§ **GOAL**: Give the records back in full, exactly as they read.

§ **RECORDS FOR THIS EXERCISE**:
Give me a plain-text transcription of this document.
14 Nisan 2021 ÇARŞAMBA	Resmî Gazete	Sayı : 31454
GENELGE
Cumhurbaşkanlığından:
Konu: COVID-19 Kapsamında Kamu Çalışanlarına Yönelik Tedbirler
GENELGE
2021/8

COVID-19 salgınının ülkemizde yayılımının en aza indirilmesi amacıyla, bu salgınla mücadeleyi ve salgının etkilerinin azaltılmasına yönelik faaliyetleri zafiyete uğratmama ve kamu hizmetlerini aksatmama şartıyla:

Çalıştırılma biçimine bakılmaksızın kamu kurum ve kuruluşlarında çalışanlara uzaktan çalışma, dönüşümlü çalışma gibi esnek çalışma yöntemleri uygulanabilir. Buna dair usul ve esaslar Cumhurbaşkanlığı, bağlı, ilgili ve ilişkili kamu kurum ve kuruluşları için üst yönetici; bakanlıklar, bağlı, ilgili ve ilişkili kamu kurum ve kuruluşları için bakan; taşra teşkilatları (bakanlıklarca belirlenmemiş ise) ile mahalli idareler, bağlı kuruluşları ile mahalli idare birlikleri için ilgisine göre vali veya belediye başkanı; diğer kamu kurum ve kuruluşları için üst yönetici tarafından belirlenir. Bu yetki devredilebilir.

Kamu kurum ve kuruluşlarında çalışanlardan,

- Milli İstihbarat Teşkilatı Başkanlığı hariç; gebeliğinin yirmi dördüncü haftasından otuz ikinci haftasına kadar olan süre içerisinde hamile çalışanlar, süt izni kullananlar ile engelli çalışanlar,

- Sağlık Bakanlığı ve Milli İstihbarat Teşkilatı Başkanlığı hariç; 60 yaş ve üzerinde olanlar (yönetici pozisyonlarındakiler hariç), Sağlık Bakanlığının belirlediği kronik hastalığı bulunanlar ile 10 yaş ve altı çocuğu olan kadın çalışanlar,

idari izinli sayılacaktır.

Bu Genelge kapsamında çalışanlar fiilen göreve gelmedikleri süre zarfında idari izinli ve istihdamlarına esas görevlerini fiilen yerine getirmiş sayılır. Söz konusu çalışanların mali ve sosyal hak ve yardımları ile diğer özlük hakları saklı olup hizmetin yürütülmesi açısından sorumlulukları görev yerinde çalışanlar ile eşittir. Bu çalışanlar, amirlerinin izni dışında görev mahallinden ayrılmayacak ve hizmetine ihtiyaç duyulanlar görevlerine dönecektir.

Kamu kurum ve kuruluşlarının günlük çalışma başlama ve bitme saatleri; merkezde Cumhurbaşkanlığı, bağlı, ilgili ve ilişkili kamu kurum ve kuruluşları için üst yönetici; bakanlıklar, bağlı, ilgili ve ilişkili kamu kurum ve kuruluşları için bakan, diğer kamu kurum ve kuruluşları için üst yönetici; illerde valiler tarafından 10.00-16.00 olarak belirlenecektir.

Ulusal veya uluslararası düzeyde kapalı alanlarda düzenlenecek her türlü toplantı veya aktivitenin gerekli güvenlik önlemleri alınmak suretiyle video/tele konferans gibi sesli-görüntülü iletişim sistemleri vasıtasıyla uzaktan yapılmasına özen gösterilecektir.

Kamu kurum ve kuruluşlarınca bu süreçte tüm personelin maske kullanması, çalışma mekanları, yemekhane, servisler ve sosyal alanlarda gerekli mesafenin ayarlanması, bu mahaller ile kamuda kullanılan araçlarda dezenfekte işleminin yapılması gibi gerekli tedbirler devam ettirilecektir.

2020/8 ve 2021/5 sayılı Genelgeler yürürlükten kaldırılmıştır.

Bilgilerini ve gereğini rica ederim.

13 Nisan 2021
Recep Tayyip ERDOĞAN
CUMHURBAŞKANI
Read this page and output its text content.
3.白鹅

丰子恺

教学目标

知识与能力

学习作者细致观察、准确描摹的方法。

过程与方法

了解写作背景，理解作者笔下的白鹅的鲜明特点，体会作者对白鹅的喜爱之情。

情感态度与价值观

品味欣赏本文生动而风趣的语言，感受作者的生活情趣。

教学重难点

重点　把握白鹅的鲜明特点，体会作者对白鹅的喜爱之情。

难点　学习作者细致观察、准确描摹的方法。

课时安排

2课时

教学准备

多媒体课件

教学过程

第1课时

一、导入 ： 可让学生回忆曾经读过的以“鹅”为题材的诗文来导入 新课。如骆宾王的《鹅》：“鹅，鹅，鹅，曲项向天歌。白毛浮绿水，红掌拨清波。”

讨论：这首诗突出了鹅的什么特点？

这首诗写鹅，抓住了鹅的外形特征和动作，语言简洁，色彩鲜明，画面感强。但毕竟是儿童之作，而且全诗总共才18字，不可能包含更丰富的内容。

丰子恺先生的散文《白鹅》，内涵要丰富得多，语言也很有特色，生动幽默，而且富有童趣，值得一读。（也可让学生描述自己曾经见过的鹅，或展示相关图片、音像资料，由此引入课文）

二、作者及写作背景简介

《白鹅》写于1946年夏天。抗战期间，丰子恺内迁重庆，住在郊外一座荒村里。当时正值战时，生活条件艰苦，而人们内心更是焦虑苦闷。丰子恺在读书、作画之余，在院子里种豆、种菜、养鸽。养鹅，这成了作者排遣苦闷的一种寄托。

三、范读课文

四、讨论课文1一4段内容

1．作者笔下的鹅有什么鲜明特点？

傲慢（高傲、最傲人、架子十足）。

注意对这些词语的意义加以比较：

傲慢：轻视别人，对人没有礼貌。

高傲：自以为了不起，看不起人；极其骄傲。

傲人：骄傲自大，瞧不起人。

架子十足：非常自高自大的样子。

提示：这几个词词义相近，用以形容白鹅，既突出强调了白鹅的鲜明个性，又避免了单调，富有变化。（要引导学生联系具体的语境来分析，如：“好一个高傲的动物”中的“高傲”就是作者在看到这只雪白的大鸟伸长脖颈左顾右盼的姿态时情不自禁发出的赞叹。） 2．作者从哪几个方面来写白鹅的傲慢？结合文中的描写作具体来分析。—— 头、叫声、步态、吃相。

§ **ANSWER TO THIS EXERCISE**:
Give me a plain-text transcription of this document.
14 Nisan 2021 ÇARŞAMBA	Resmî Gazete	Sayı : 31454
GENELGE
Cumhurbaşkanlığından:
Konu: COVID-19 Kapsamında Kamu Çalışanlarına Yönelik Tedbirler
GENELGE
2021/8

COVID-19 salgınının ülkemizde yayılımının en aza indirilmesi amacıyla, bu salgınla mücadeleyi ve salgının etkilerinin azaltılmasına yönelik faaliyetleri zafiyete uğratmama ve kamu hizmetlerini aksatmama şartıyla:

Çalıştırılma biçimine bakılmaksızın kamu kurum ve kuruluşlarında çalışanlara uzaktan çalışma, dönüşümlü çalışma gibi esnek çalışma yöntemleri uygulanabilir. Buna dair usul ve esaslar Cumhurbaşkanlığı, bağlı, ilgili ve ilişkili kamu kurum ve kuruluşları için üst yönetici; bakanlıklar, bağlı, ilgili ve ilişkili kamu kurum ve kuruluşları için bakan; taşra teşkilatları (bakanlıklarca belirlenmemiş ise) ile mahalli idareler, bağlı kuruluşları ile mahalli idare birlikleri için ilgisine göre vali veya belediye başkanı; diğer kamu kurum ve kuruluşları için üst yönetici tarafından belirlenir. Bu yetki devredilebilir.

Kamu kurum ve kuruluşlarında çalışanlardan,

- Milli İstihbarat Teşkilatı Başkanlığı hariç; gebeliğinin yirmi dördüncü haftasından otuz ikinci haftasına kadar olan süre içerisinde hamile çalışanlar, süt izni kullananlar ile engelli çalışanlar,

- Sağlık Bakanlığı ve Milli İstihbarat Teşkilatı Başkanlığı hariç; 60 yaş ve üzerinde olanlar (yönetici pozisyonlarındakiler hariç), Sağlık Bakanlığının belirlediği kronik hastalığı bulunanlar ile 10 yaş ve altı çocuğu olan kadın çalışanlar,

idari izinli sayılacaktır.

Bu Genelge kapsamında çalışanlar fiilen göreve gelmedikleri süre zarfında idari izinli ve istihdamlarına esas görevlerini fiilen yerine getirmiş sayılır. Söz konusu çalışanların mali ve sosyal hak ve yardımları ile diğer özlük hakları saklı olup hizmetin yürütülmesi açısından sorumlulukları görev yerinde çalışanlar ile eşittir. Bu çalışanlar, amirlerinin izni dışında görev mahallinden ayrılmayacak ve hizmetine ihtiyaç duyulanlar görevlerine dönecektir.

Kamu kurum ve kuruluşlarının günlük çalışma başlama ve bitme saatleri; merkezde Cumhurbaşkanlığı, bağlı, ilgili ve ilişkili kamu kurum ve kuruluşları için üst yönetici; bakanlıklar, bağlı, ilgili ve ilişkili kamu kurum ve kuruluşları için bakan, diğer kamu kurum ve kuruluşları için üst yönetici; illerde valiler tarafından 10.00-16.00 olarak belirlenecektir.

Ulusal veya uluslararası düzeyde kapalı alanlarda düzenlenecek her türlü toplantı veya aktivitenin gerekli güvenlik önlemleri alınmak suretiyle video/tele konferans gibi sesli-görüntülü iletişim sistemleri vasıtasıyla uzaktan yapılmasına özen gösterilecektir.

Kamu kurum ve kuruluşlarınca bu süreçte tüm personelin maske kullanması, çalışma mekanları, yemekhane, servisler ve sosyal alanlarda gerekli mesafenin ayarlanması, bu mahaller ile kamuda kullanılan araçlarda dezenfekte işleminin yapılması gibi gerekli tedbirler devam ettirilecektir.

2020/8 ve 2021/5 sayılı Genelgeler yürürlükten kaldırılmıştır.

Bilgilerini ve gereğini rica ederim.

13 Nisan 2021
Recep Tayyip ERDOĞAN
CUMHURBAŞKANI
Read this page and output its text content.
3.白鹅

丰子恺

教学目标

知识与能力

学习作者细致观察、准确描摹的方法。

过程与方法

了解写作背景，理解作者笔下的白鹅的鲜明特点，体会作者对白鹅的喜爱之情。

情感态度与价值观

品味欣赏本文生动而风趣的语言，感受作者的生活情趣。

教学重难点

重点　把握白鹅的鲜明特点，体会作者对白鹅的喜爱之情。

难点　学习作者细致观察、准确描摹的方法。

课时安排

2课时

教学准备

多媒体课件

教学过程

第1课时

一、导入 ： 可让学生回忆曾经读过的以“鹅”为题材的诗文来导入 新课。如骆宾王的《鹅》：“鹅，鹅，鹅，曲项向天歌。白毛浮绿水，红掌拨清波。”

讨论：这首诗突出了鹅的什么特点？

这首诗写鹅，抓住了鹅的外形特征和动作，语言简洁，色彩鲜明，画面感强。但毕竟是儿童之作，而且全诗总共才18字，不可能包含更丰富的内容。

丰子恺先生的散文《白鹅》，内涵要丰富得多，语言也很有特色，生动幽默，而且富有童趣，值得一读。（也可让学生描述自己曾经见过的鹅，或展示相关图片、音像资料，由此引入课文）

二、作者及写作背景简介

《白鹅》写于1946年夏天。抗战期间，丰子恺内迁重庆，住在郊外一座荒村里。当时正值战时，生活条件艰苦，而人们内心更是焦虑苦闷。丰子恺在读书、作画之余，在院子里种豆、种菜、养鸽。养鹅，这成了作者排遣苦闷的一种寄托。

三、范读课文

四、讨论课文1一4段内容

1．作者笔下的鹅有什么鲜明特点？

傲慢（高傲、最傲人、架子十足）。

注意对这些词语的意义加以比较：

傲慢：轻视别人，对人没有礼貌。

高傲：自以为了不起，看不起人；极其骄傲。

傲人：骄傲自大，瞧不起人。

架子十足：非常自高自大的样子。

提示：这几个词词义相近，用以形容白鹅，既突出强调了白鹅的鲜明个性，又避免了单调，富有变化。（要引导学生联系具体的语境来分析，如：“好一个高傲的动物”中的“高傲”就是作者在看到这只雪白的大鸟伸长脖颈左顾右盼的姿态时情不自禁发出的赞叹。） 2．作者从哪几个方面来写白鹅的傲慢？结合文中的描写作具体来分析。—— 头、叫声、步态、吃相。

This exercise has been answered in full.